◆ **REQUIREMENT**
All of the lines below are to be printed again exactly; images are excluded from the output.
══ RECORDS TO USE
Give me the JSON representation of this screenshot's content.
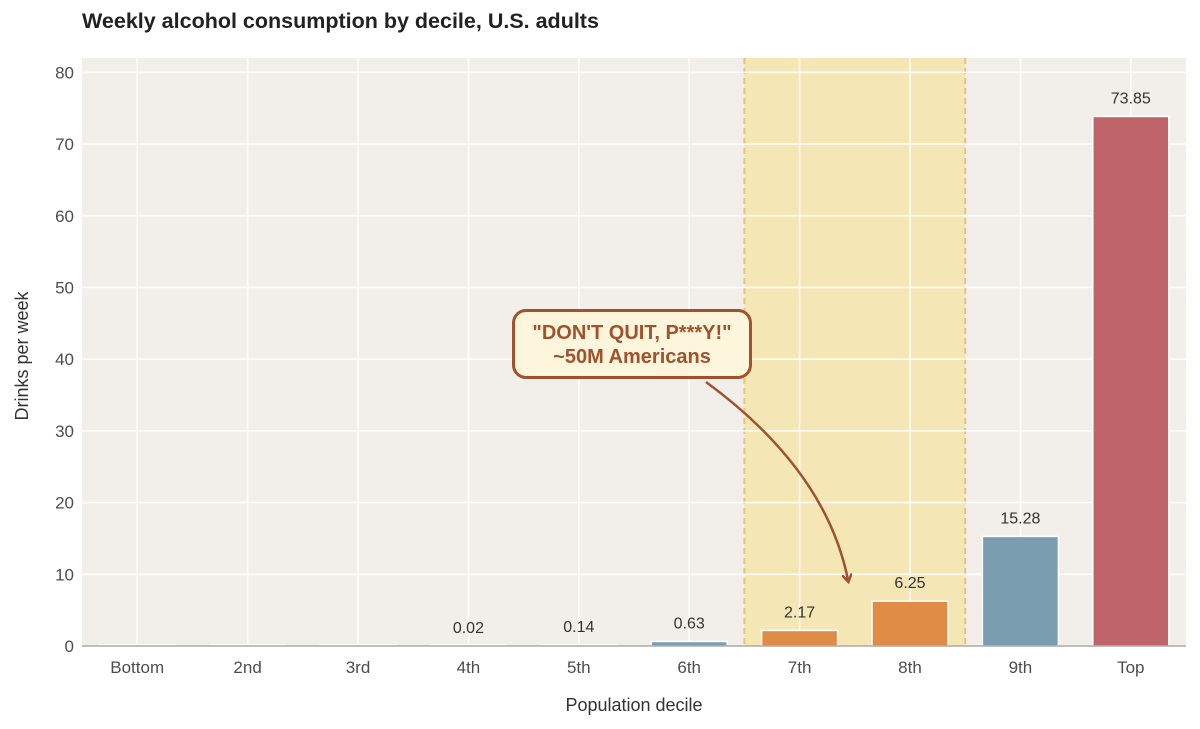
{
  "chart_data": {
    "type": "bar",
    "title": "Weekly alcohol consumption by decile, U.S. adults",
    "xlabel": "Population decile",
    "ylabel": "Drinks per week",
    "categories": [
      "Bottom",
      "2nd",
      "3rd",
      "4th",
      "5th",
      "6th",
      "7th",
      "8th",
      "9th",
      "Top"
    ],
    "values": [
      0,
      0,
      0,
      0.02,
      0.14,
      0.63,
      2.17,
      6.25,
      15.28,
      73.85
    ],
    "data_labels": [
      "",
      "",
      "",
      "0.02",
      "0.14",
      "0.63",
      "2.17",
      "6.25",
      "15.28",
      "73.85"
    ],
    "bar_colors": [
      "#7a9db0",
      "#7a9db0",
      "#7a9db0",
      "#7a9db0",
      "#7a9db0",
      "#7a9db0",
      "#e08c47",
      "#e08c47",
      "#7a9db0",
      "#c0646b"
    ],
    "ylim": [
      0,
      82
    ],
    "yticks": [
      0,
      10,
      20,
      30,
      40,
      50,
      60,
      70,
      80
    ],
    "grid": true,
    "plot_background": "#f2efea",
    "highlight_range": [
      "7th",
      "8th"
    ],
    "highlight_color": "#f5e3a3",
    "annotation": {
      "lines": [
        "\"DON'T QUIT, P***Y!\"",
        "~50M Americans"
      ],
      "target": "7th-8th",
      "color": "#a0522d",
      "background": "#fdf5dc"
    }
  }
}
════
◆ **COMPLETE ANSWER**
Give me the JSON representation of this screenshot's content.
{
  "chart_data": {
    "type": "bar",
    "title": "Weekly alcohol consumption by decile, U.S. adults",
    "xlabel": "Population decile",
    "ylabel": "Drinks per week",
    "categories": [
      "Bottom",
      "2nd",
      "3rd",
      "4th",
      "5th",
      "6th",
      "7th",
      "8th",
      "9th",
      "Top"
    ],
    "values": [
      0,
      0,
      0,
      0.02,
      0.14,
      0.63,
      2.17,
      6.25,
      15.28,
      73.85
    ],
    "data_labels": [
      "",
      "",
      "",
      "0.02",
      "0.14",
      "0.63",
      "2.17",
      "6.25",
      "15.28",
      "73.85"
    ],
    "bar_colors": [
      "#7a9db0",
      "#7a9db0",
      "#7a9db0",
      "#7a9db0",
      "#7a9db0",
      "#7a9db0",
      "#e08c47",
      "#e08c47",
      "#7a9db0",
      "#c0646b"
    ],
    "ylim": [
      0,
      82
    ],
    "yticks": [
      0,
      10,
      20,
      30,
      40,
      50,
      60,
      70,
      80
    ],
    "grid": true,
    "plot_background": "#f2efea",
    "highlight_range": [
      "7th",
      "8th"
    ],
    "highlight_color": "#f5e3a3",
    "annotation": {
      "lines": [
        "\"DON'T QUIT, P***Y!\"",
        "~50M Americans"
      ],
      "target": "7th-8th",
      "color": "#a0522d",
      "background": "#fdf5dc"
    }
  }
}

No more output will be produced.